____ Data supplied

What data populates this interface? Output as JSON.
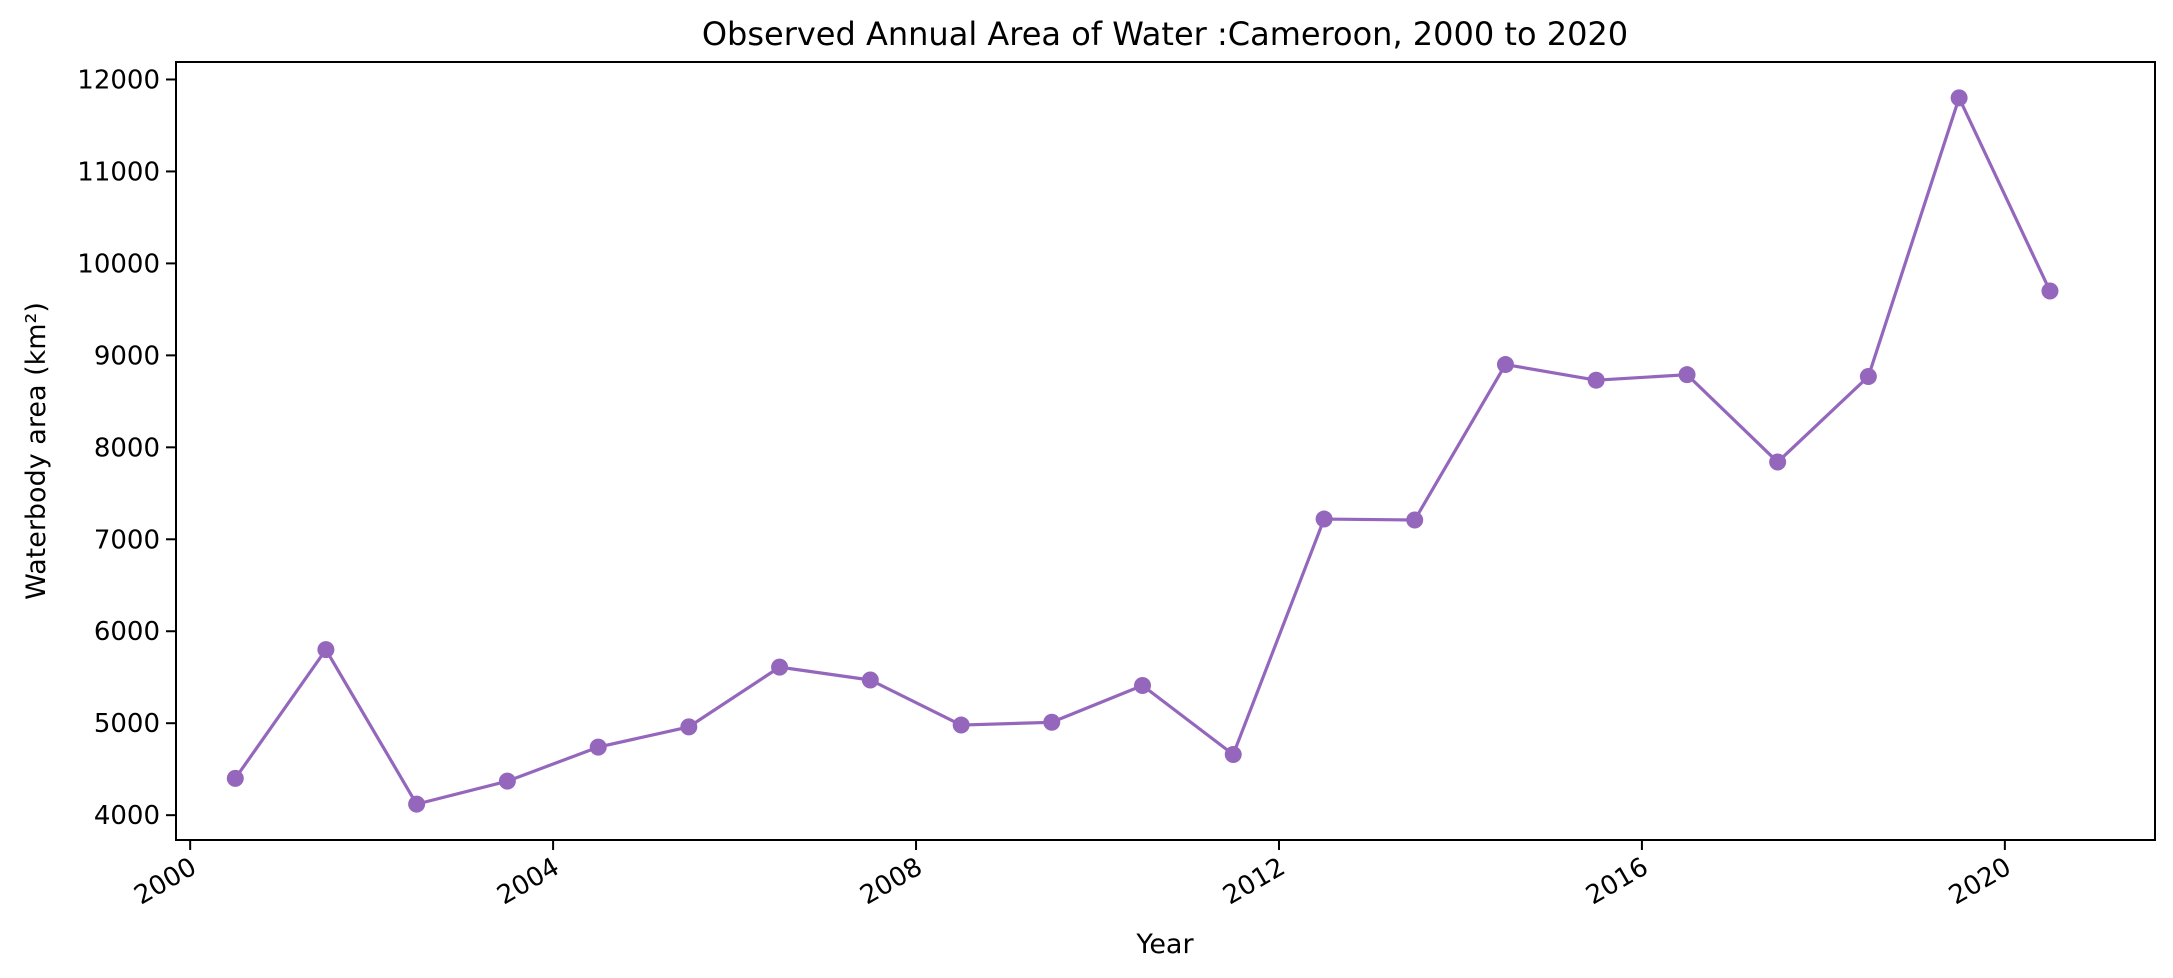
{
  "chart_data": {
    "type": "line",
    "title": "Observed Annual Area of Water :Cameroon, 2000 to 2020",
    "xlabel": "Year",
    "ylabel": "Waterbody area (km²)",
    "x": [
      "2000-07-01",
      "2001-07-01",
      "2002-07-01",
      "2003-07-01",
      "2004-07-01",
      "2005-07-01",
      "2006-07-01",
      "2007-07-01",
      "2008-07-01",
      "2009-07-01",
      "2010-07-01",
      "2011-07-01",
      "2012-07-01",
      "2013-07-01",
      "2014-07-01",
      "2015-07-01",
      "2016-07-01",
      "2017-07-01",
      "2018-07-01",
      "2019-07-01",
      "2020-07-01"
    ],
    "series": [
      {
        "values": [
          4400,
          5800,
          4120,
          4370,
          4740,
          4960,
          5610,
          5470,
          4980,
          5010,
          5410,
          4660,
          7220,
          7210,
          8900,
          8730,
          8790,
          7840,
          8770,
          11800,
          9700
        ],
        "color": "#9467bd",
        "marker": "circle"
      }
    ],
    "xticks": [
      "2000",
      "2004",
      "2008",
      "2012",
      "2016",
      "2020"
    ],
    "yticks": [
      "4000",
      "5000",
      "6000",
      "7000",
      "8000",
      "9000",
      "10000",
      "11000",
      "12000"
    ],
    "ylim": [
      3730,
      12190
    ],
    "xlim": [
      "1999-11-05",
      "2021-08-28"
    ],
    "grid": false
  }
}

________
____ Data supplied

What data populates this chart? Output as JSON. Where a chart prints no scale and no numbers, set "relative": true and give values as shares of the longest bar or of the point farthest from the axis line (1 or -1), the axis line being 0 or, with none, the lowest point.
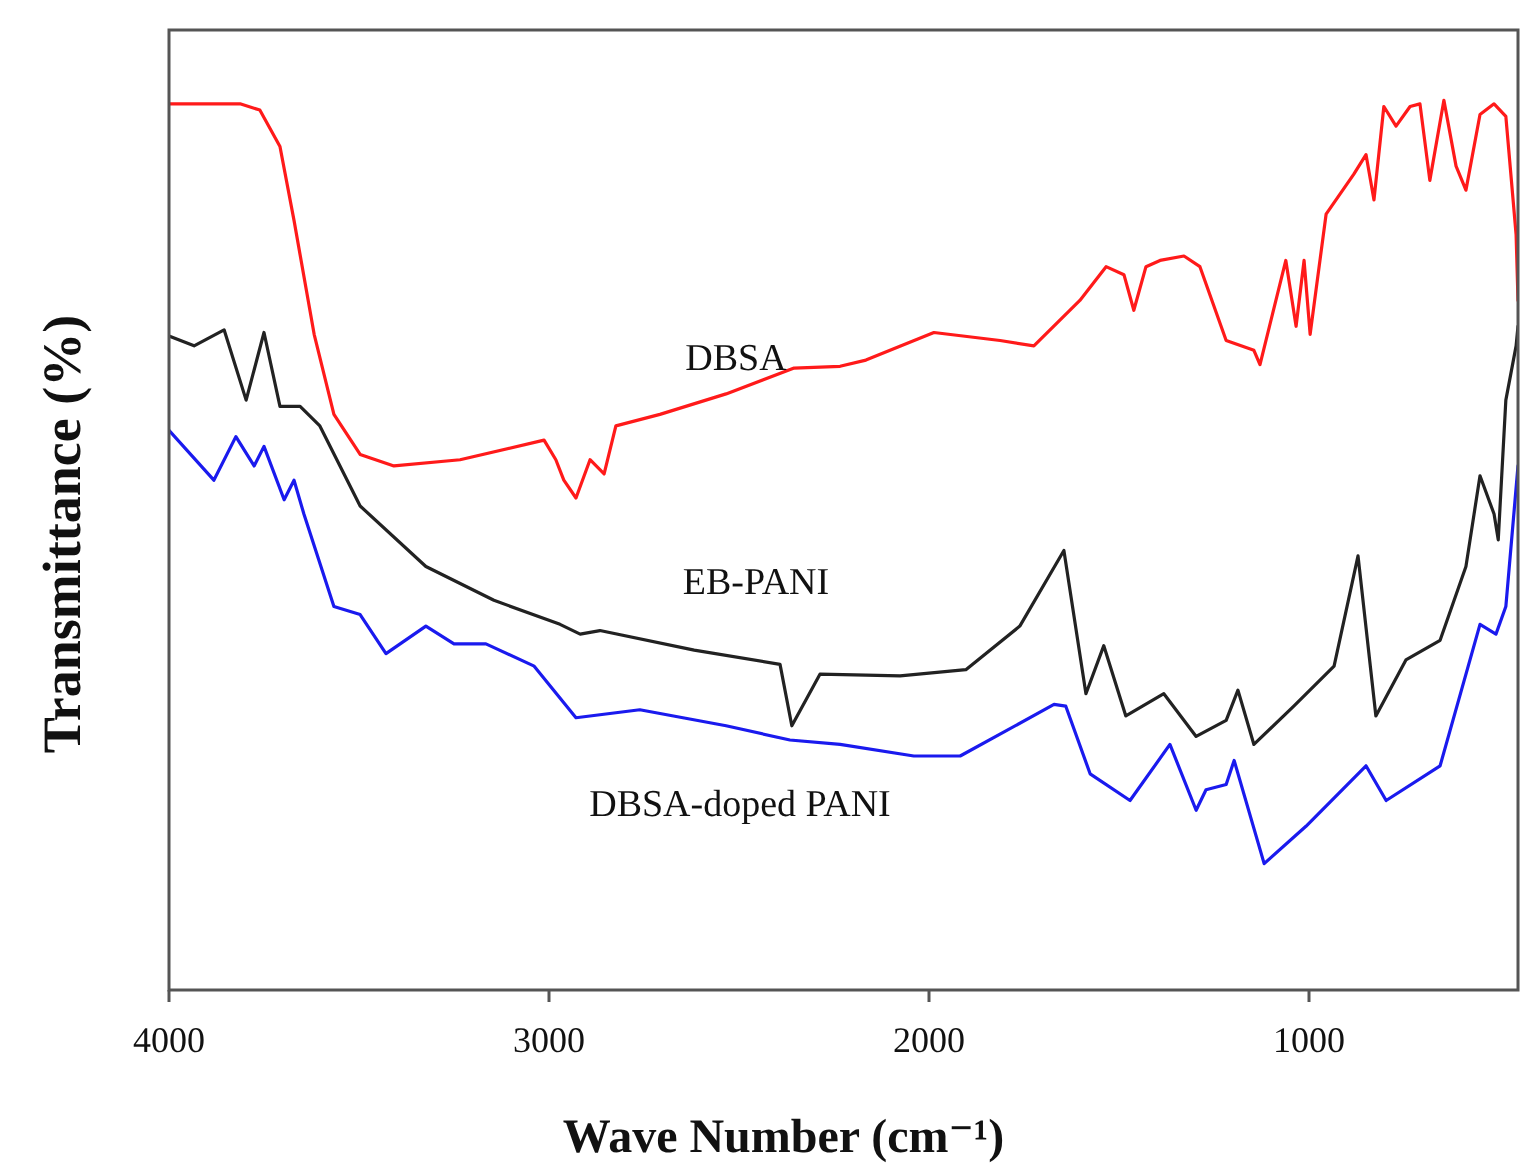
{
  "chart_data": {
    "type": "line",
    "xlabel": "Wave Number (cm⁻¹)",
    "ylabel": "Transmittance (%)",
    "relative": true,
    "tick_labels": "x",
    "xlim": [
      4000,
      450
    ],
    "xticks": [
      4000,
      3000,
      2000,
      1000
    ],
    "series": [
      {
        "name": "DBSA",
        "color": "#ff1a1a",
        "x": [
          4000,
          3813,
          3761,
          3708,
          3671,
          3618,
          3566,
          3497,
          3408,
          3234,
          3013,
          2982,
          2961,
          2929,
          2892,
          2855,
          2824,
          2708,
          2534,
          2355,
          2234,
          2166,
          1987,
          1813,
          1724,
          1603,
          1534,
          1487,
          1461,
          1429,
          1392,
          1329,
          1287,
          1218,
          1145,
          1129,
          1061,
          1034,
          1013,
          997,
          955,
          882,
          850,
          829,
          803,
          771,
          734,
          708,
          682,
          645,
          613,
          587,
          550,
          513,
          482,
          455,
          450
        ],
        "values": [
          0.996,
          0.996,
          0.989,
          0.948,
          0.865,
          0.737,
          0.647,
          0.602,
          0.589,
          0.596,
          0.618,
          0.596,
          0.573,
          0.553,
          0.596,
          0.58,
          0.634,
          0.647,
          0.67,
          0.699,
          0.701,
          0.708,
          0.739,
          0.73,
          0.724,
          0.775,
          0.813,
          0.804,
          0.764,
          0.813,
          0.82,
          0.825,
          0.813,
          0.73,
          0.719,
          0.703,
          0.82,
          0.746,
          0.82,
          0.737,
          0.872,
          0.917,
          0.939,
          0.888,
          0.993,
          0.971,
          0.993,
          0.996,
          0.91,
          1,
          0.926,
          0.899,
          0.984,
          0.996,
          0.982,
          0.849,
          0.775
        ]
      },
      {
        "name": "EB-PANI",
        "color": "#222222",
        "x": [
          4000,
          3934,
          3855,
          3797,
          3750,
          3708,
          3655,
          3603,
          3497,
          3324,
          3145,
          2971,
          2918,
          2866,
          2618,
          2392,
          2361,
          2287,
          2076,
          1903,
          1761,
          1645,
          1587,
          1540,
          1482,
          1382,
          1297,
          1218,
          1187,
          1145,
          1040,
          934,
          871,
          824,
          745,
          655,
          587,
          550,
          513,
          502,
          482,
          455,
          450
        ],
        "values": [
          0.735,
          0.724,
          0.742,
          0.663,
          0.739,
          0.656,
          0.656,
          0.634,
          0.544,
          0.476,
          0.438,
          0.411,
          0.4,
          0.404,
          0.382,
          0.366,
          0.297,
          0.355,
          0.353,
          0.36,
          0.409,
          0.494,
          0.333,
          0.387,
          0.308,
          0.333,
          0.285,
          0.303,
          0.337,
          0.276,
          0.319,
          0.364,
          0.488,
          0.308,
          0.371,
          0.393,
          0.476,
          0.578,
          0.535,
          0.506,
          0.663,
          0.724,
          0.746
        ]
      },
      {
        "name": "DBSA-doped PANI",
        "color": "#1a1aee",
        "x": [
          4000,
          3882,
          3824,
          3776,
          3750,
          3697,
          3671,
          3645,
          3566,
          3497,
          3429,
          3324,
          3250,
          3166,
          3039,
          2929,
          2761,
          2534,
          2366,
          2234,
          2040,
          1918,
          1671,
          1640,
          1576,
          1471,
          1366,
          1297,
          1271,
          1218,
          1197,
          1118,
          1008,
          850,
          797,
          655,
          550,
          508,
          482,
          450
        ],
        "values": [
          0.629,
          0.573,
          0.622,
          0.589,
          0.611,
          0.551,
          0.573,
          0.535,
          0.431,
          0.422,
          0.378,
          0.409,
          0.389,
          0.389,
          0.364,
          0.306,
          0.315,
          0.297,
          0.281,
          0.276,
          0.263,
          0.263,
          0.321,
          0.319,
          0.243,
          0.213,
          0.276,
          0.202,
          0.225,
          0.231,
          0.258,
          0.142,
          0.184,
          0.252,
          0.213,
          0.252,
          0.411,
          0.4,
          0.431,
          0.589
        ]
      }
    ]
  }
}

________

*Exercise*
Pick out the lines containing the string "Output" and show them.

*Answer to the exercise*
What data populates this interface? Output as JSON.
What data populates this chart? Output as JSON. Where a chart prints no scale and no numbers, set "relative": true and give values as shares of the longest bar or of the point farthest from the axis line (1 or -1), the axis line being 0 or, with none, the lowest point.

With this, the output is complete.